Task goal → Please print the full listing exactly.

-- START OF Materials provided --

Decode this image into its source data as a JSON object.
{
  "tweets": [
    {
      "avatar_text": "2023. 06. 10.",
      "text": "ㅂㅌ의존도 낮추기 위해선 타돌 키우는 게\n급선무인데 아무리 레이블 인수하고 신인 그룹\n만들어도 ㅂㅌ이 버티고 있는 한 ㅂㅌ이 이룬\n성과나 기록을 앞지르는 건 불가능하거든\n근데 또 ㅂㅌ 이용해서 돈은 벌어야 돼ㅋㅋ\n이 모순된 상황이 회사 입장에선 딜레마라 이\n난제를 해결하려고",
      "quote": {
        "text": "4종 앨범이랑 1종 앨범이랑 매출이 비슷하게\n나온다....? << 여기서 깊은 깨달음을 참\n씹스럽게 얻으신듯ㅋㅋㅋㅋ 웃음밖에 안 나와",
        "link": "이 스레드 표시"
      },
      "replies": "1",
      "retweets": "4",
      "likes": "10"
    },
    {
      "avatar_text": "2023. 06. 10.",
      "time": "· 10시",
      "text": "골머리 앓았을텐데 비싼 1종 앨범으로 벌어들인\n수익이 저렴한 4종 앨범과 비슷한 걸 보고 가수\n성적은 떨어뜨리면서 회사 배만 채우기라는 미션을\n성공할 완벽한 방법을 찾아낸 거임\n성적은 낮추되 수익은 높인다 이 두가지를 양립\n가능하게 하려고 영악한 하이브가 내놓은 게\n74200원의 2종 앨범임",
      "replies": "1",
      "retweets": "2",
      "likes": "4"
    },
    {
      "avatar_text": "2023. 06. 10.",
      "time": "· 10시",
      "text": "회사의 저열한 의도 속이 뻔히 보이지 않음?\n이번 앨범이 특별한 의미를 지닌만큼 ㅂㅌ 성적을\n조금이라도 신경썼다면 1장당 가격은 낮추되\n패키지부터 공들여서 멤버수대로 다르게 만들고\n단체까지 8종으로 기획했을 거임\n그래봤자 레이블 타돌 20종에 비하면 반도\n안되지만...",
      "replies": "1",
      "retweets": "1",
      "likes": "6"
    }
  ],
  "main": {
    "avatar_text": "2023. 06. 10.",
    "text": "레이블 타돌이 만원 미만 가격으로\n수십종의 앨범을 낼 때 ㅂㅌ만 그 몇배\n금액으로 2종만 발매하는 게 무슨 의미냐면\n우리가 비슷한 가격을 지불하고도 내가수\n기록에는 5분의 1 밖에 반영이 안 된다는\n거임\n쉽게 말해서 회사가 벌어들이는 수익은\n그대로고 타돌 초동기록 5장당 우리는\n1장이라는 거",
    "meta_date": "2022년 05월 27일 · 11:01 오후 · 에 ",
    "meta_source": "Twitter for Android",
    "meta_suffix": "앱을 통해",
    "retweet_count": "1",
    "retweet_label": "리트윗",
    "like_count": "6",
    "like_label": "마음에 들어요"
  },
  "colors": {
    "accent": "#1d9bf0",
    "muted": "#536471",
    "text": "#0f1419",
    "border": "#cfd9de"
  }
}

-- END OF Materials provided --

Solution for this exercise →
Decode this image into its source data as a JSON object.
{
  "tweets": [
    {
      "avatar_text": "2023. 06. 10.",
      "text": "ㅂㅌ의존도 낮추기 위해선 타돌 키우는 게\n급선무인데 아무리 레이블 인수하고 신인 그룹\n만들어도 ㅂㅌ이 버티고 있는 한 ㅂㅌ이 이룬\n성과나 기록을 앞지르는 건 불가능하거든\n근데 또 ㅂㅌ 이용해서 돈은 벌어야 돼ㅋㅋ\n이 모순된 상황이 회사 입장에선 딜레마라 이\n난제를 해결하려고",
      "quote": {
        "text": "4종 앨범이랑 1종 앨범이랑 매출이 비슷하게\n나온다....? << 여기서 깊은 깨달음을 참\n씹스럽게 얻으신듯ㅋㅋㅋㅋ 웃음밖에 안 나와",
        "link": "이 스레드 표시"
      },
      "replies": "1",
      "retweets": "4",
      "likes": "10"
    },
    {
      "avatar_text": "2023. 06. 10.",
      "time": "· 10시",
      "text": "골머리 앓았을텐데 비싼 1종 앨범으로 벌어들인\n수익이 저렴한 4종 앨범과 비슷한 걸 보고 가수\n성적은 떨어뜨리면서 회사 배만 채우기라는 미션을\n성공할 완벽한 방법을 찾아낸 거임\n성적은 낮추되 수익은 높인다 이 두가지를 양립\n가능하게 하려고 영악한 하이브가 내놓은 게\n74200원의 2종 앨범임",
      "replies": "1",
      "retweets": "2",
      "likes": "4"
    },
    {
      "avatar_text": "2023. 06. 10.",
      "time": "· 10시",
      "text": "회사의 저열한 의도 속이 뻔히 보이지 않음?\n이번 앨범이 특별한 의미를 지닌만큼 ㅂㅌ 성적을\n조금이라도 신경썼다면 1장당 가격은 낮추되\n패키지부터 공들여서 멤버수대로 다르게 만들고\n단체까지 8종으로 기획했을 거임\n그래봤자 레이블 타돌 20종에 비하면 반도\n안되지만...",
      "replies": "1",
      "retweets": "1",
      "likes": "6"
    }
  ],
  "main": {
    "avatar_text": "2023. 06. 10.",
    "text": "레이블 타돌이 만원 미만 가격으로\n수십종의 앨범을 낼 때 ㅂㅌ만 그 몇배\n금액으로 2종만 발매하는 게 무슨 의미냐면\n우리가 비슷한 가격을 지불하고도 내가수\n기록에는 5분의 1 밖에 반영이 안 된다는\n거임\n쉽게 말해서 회사가 벌어들이는 수익은\n그대로고 타돌 초동기록 5장당 우리는\n1장이라는 거",
    "meta_date": "2022년 05월 27일 · 11:01 오후 · 에 ",
    "meta_source": "Twitter for Android",
    "meta_suffix": "앱을 통해",
    "retweet_count": "1",
    "retweet_label": "리트윗",
    "like_count": "6",
    "like_label": "마음에 들어요"
  },
  "colors": {
    "accent": "#1d9bf0",
    "muted": "#536471",
    "text": "#0f1419",
    "border": "#cfd9de"
  }
}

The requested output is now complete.